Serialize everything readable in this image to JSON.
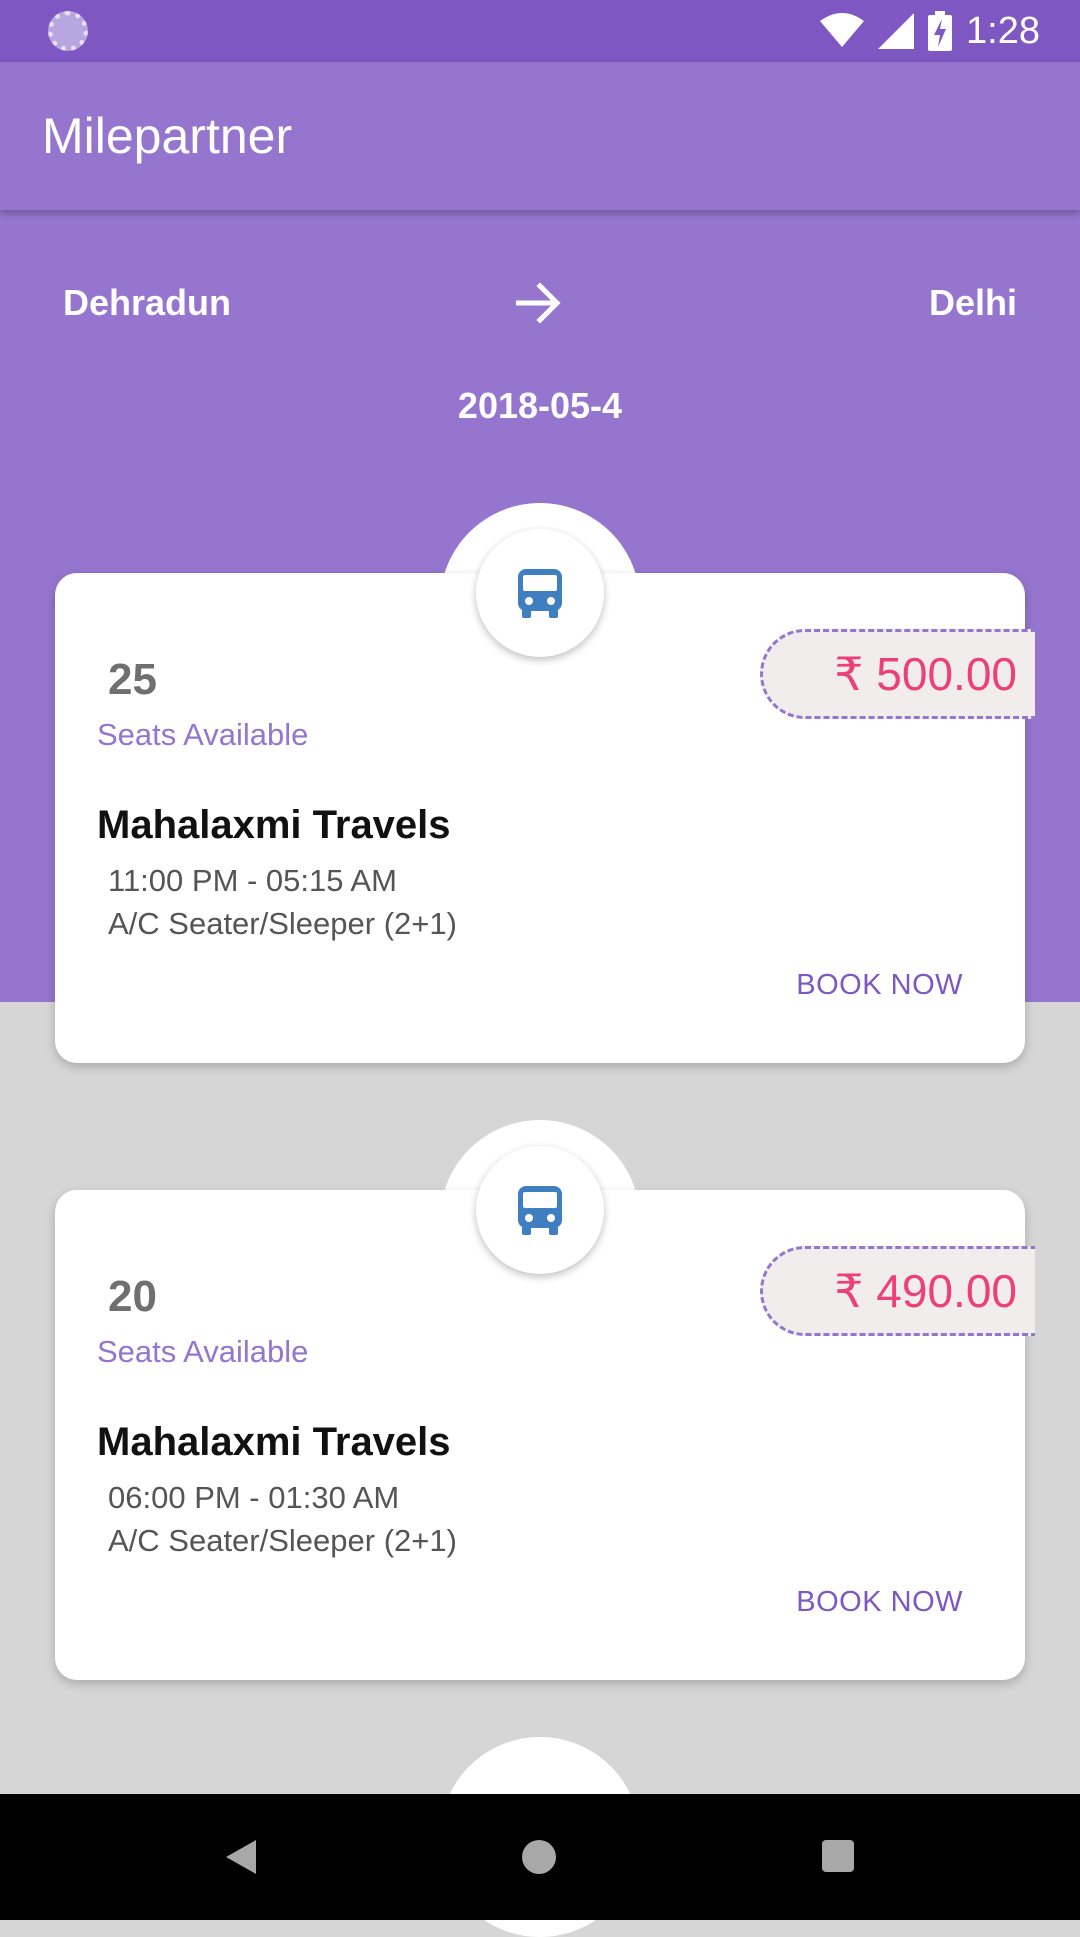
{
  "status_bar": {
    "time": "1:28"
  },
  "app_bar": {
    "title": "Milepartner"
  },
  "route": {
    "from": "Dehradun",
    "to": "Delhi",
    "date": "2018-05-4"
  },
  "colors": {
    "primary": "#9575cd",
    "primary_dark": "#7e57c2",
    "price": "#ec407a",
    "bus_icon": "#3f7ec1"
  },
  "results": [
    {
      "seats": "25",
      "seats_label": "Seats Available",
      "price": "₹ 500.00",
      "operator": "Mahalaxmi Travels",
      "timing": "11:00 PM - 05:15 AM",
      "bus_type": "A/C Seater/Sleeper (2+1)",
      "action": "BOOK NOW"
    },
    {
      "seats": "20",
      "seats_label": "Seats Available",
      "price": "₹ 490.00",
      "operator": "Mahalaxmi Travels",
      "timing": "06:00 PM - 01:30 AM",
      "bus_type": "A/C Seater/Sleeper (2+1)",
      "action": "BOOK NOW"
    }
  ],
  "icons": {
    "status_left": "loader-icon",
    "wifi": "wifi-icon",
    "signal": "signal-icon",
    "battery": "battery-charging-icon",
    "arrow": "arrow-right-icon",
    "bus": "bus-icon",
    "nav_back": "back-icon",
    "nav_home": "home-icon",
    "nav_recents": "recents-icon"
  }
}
• • • • • • •
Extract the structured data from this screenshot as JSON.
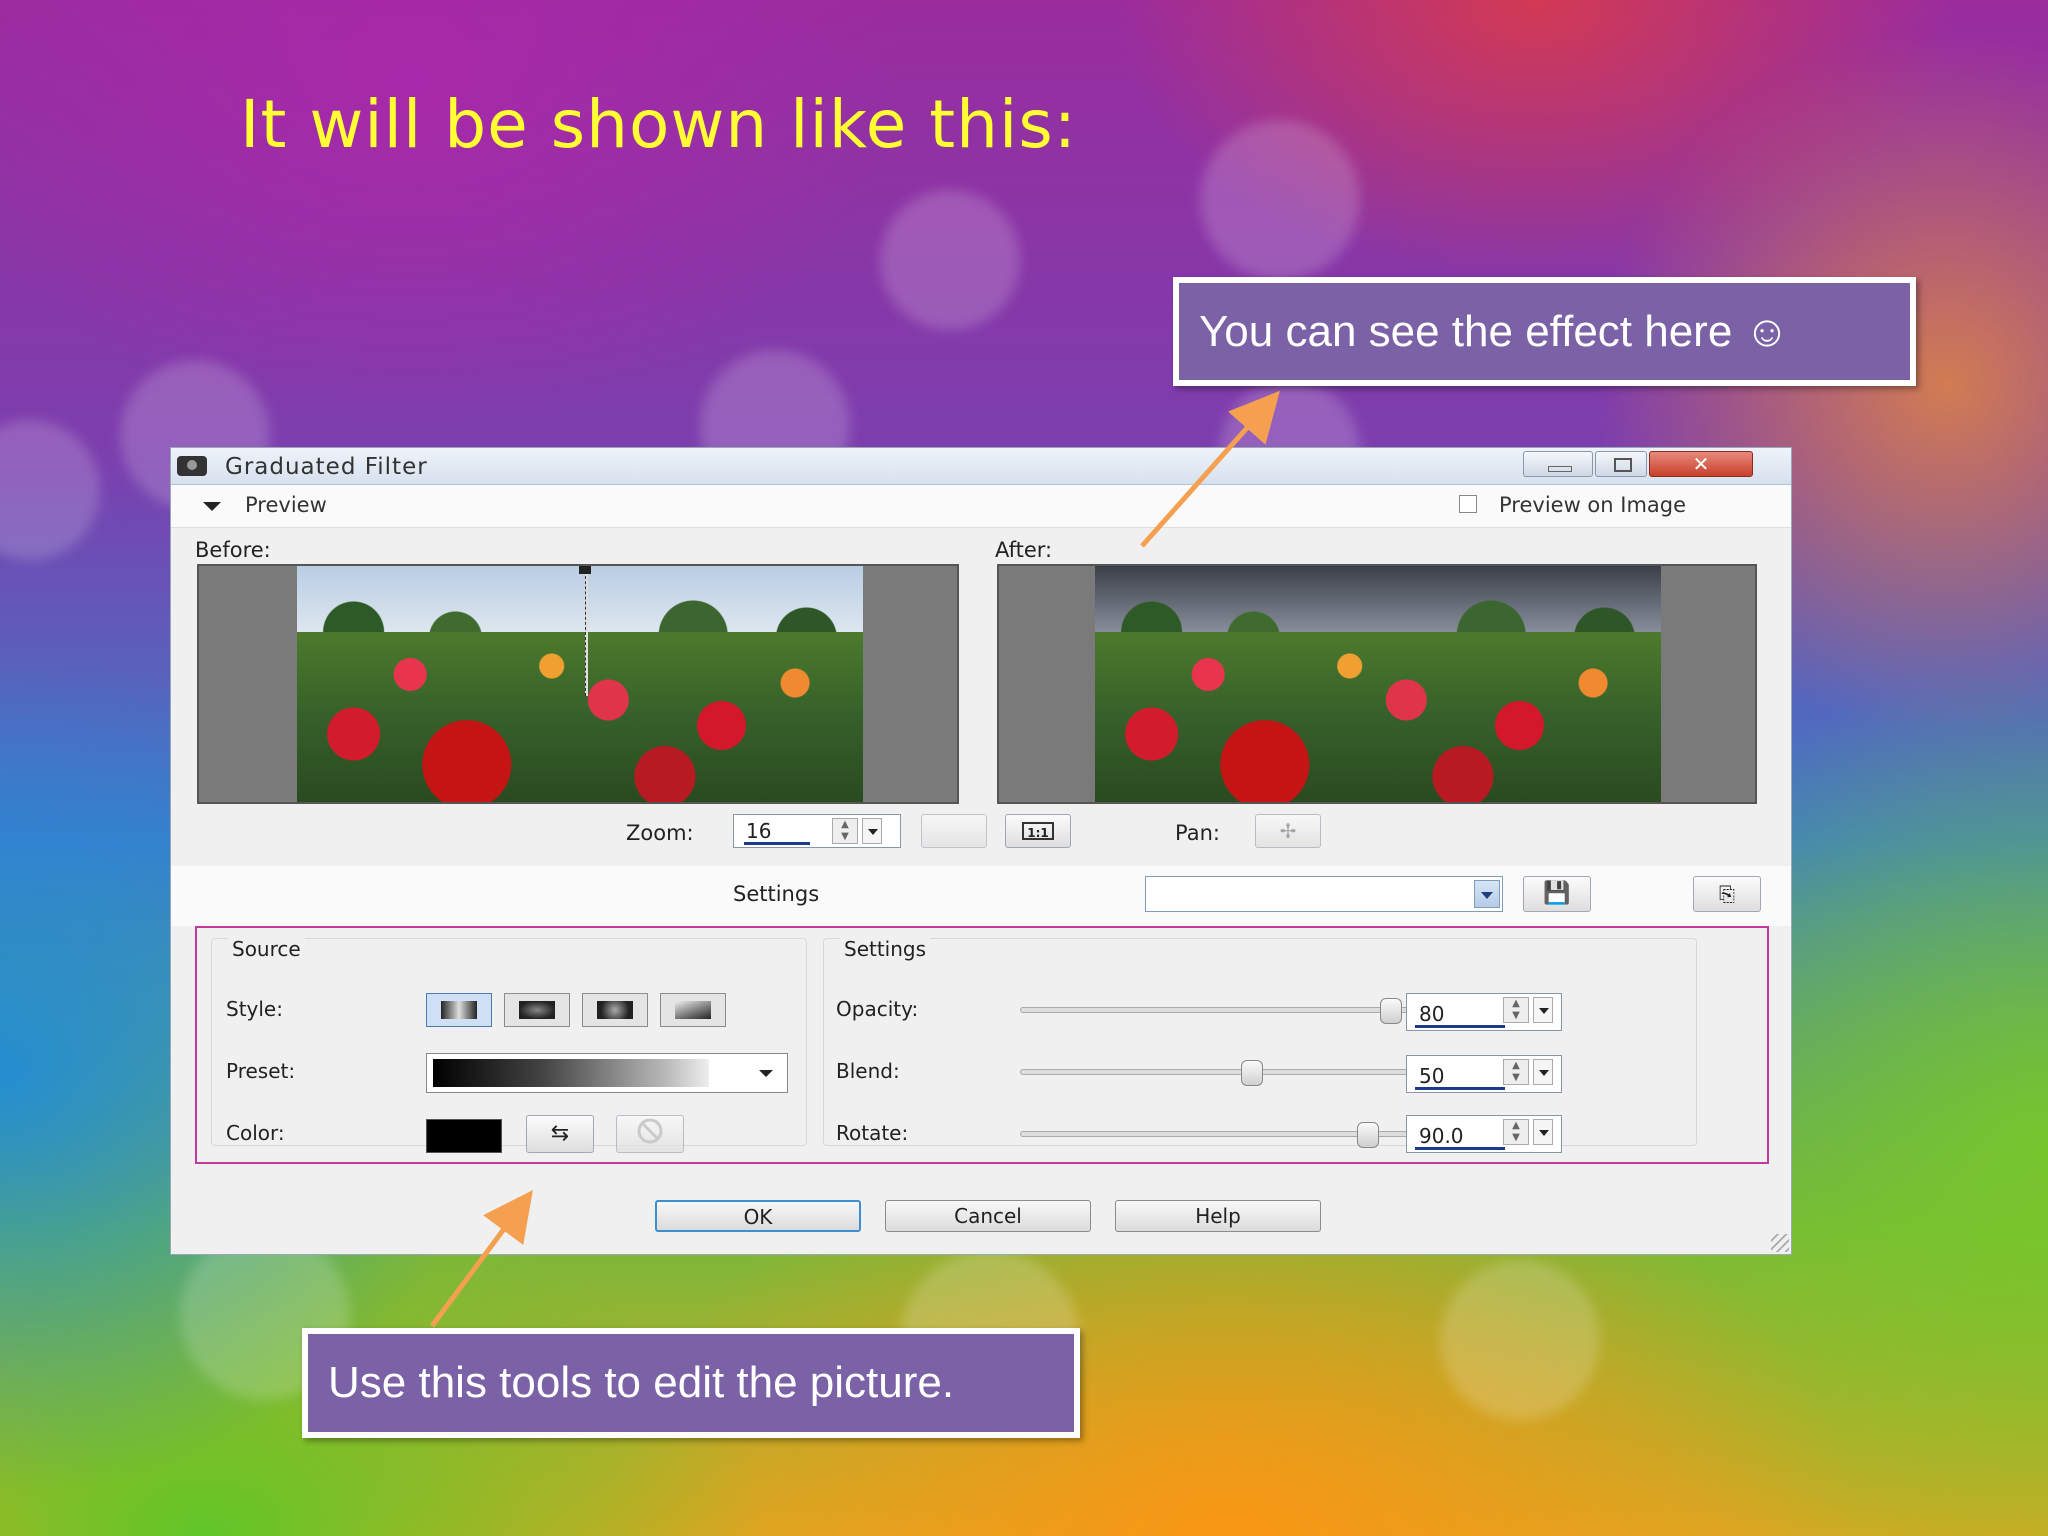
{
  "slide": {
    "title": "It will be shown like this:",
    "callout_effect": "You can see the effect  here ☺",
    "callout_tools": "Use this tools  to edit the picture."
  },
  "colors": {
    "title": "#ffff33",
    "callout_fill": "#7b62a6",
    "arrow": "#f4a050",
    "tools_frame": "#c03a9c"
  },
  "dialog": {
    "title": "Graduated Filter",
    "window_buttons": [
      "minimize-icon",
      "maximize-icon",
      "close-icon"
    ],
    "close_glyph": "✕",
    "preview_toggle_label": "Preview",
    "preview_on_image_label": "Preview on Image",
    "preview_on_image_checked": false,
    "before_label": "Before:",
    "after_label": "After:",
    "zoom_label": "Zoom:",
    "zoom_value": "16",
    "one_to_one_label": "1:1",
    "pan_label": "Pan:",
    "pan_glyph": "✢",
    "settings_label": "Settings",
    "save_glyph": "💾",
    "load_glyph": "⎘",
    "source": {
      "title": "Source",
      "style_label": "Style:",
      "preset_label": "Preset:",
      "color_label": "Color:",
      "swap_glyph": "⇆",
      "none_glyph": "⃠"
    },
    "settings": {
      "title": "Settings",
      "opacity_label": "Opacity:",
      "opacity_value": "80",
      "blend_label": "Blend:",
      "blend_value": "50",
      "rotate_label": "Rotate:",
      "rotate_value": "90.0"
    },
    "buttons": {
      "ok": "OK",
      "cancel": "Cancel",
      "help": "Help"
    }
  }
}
• • • • • • •
■ Work to complete
Report how many lines in the entries hold the string "this". Nothing but the number is wanted.

■ Written solution
4